### TASK BRIEF
Write the listing below out again exactly, dropping the images.

[Collection entries]

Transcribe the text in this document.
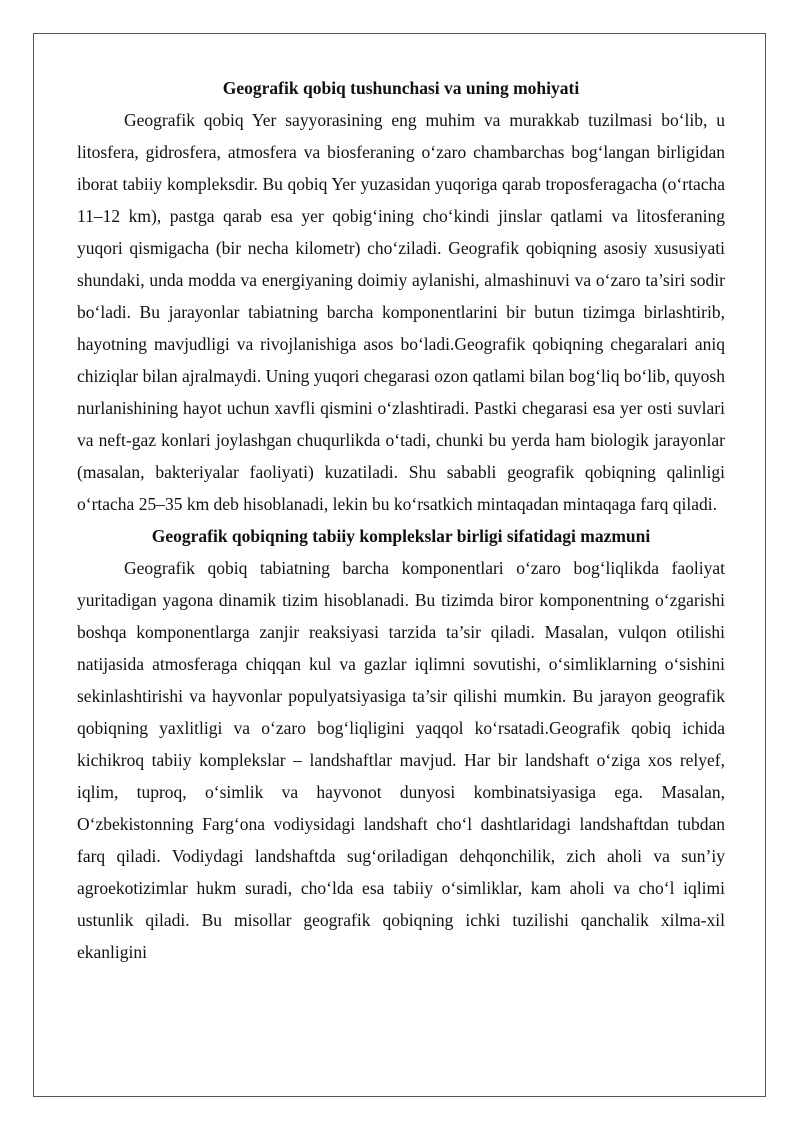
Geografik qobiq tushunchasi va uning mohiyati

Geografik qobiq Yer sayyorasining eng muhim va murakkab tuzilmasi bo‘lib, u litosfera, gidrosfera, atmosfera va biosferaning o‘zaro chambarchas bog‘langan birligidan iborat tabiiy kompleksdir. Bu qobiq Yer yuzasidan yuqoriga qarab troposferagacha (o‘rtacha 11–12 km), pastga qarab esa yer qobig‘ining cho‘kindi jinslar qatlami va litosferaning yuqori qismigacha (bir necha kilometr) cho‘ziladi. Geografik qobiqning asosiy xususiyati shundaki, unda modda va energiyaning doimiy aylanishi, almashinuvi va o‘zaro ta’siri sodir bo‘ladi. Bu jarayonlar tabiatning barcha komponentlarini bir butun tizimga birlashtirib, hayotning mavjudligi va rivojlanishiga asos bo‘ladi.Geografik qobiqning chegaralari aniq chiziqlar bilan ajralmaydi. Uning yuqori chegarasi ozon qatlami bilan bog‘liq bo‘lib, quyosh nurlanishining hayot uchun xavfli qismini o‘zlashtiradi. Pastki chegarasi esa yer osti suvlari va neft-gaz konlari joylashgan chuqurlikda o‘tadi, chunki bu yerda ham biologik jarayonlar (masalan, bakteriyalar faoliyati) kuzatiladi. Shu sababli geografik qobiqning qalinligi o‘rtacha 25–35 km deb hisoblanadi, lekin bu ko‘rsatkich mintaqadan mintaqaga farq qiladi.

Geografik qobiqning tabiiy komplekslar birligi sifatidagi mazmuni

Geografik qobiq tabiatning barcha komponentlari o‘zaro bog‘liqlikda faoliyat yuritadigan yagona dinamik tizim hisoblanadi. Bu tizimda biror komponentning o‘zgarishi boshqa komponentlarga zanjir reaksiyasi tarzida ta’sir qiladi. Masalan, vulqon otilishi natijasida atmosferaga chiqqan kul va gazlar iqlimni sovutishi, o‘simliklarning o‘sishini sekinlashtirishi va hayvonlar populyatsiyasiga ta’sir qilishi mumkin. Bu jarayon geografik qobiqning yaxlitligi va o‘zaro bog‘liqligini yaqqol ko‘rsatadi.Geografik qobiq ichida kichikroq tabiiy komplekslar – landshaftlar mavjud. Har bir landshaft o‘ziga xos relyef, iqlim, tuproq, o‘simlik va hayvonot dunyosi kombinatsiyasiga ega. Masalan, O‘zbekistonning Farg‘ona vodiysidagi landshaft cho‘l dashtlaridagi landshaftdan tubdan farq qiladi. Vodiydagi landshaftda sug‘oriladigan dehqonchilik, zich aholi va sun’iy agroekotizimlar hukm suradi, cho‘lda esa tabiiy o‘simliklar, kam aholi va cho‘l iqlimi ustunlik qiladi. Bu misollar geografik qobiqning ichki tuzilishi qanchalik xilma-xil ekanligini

### EXERCISE OUTPUT
Transcribe the text in this document.
Geografik qobiq tushunchasi va uning mohiyati

Geografik qobiq Yer sayyorasining eng muhim va murakkab tuzilmasi bo‘lib, u litosfera, gidrosfera, atmosfera va biosferaning o‘zaro chambarchas bog‘langan birligidan iborat tabiiy kompleksdir. Bu qobiq Yer yuzasidan yuqoriga qarab troposferagacha (o‘rtacha 11–12 km), pastga qarab esa yer qobig‘ining cho‘kindi jinslar qatlami va litosferaning yuqori qismigacha (bir necha kilometr) cho‘ziladi. Geografik qobiqning asosiy xususiyati shundaki, unda modda va energiyaning doimiy aylanishi, almashinuvi va o‘zaro ta’siri sodir bo‘ladi. Bu jarayonlar tabiatning barcha komponentlarini bir butun tizimga birlashtirib, hayotning mavjudligi va rivojlanishiga asos bo‘ladi.Geografik qobiqning chegaralari aniq chiziqlar bilan ajralmaydi. Uning yuqori chegarasi ozon qatlami bilan bog‘liq bo‘lib, quyosh nurlanishining hayot uchun xavfli qismini o‘zlashtiradi. Pastki chegarasi esa yer osti suvlari va neft-gaz konlari joylashgan chuqurlikda o‘tadi, chunki bu yerda ham biologik jarayonlar (masalan, bakteriyalar faoliyati) kuzatiladi. Shu sababli geografik qobiqning qalinligi o‘rtacha 25–35 km deb hisoblanadi, lekin bu ko‘rsatkich mintaqadan mintaqaga farq qiladi.

Geografik qobiqning tabiiy komplekslar birligi sifatidagi mazmuni

Geografik qobiq tabiatning barcha komponentlari o‘zaro bog‘liqlikda faoliyat yuritadigan yagona dinamik tizim hisoblanadi. Bu tizimda biror komponentning o‘zgarishi boshqa komponentlarga zanjir reaksiyasi tarzida ta’sir qiladi. Masalan, vulqon otilishi natijasida atmosferaga chiqqan kul va gazlar iqlimni sovutishi, o‘simliklarning o‘sishini sekinlashtirishi va hayvonlar populyatsiyasiga ta’sir qilishi mumkin. Bu jarayon geografik qobiqning yaxlitligi va o‘zaro bog‘liqligini yaqqol ko‘rsatadi.Geografik qobiq ichida kichikroq tabiiy komplekslar – landshaftlar mavjud. Har bir landshaft o‘ziga xos relyef, iqlim, tuproq, o‘simlik va hayvonot dunyosi kombinatsiyasiga ega. Masalan, O‘zbekistonning Farg‘ona vodiysidagi landshaft cho‘l dashtlaridagi landshaftdan tubdan farq qiladi. Vodiydagi landshaftda sug‘oriladigan dehqonchilik, zich aholi va sun’iy agroekotizimlar hukm suradi, cho‘lda esa tabiiy o‘simliklar, kam aholi va cho‘l iqlimi ustunlik qiladi. Bu misollar geografik qobiqning ichki tuzilishi qanchalik xilma-xil ekanligini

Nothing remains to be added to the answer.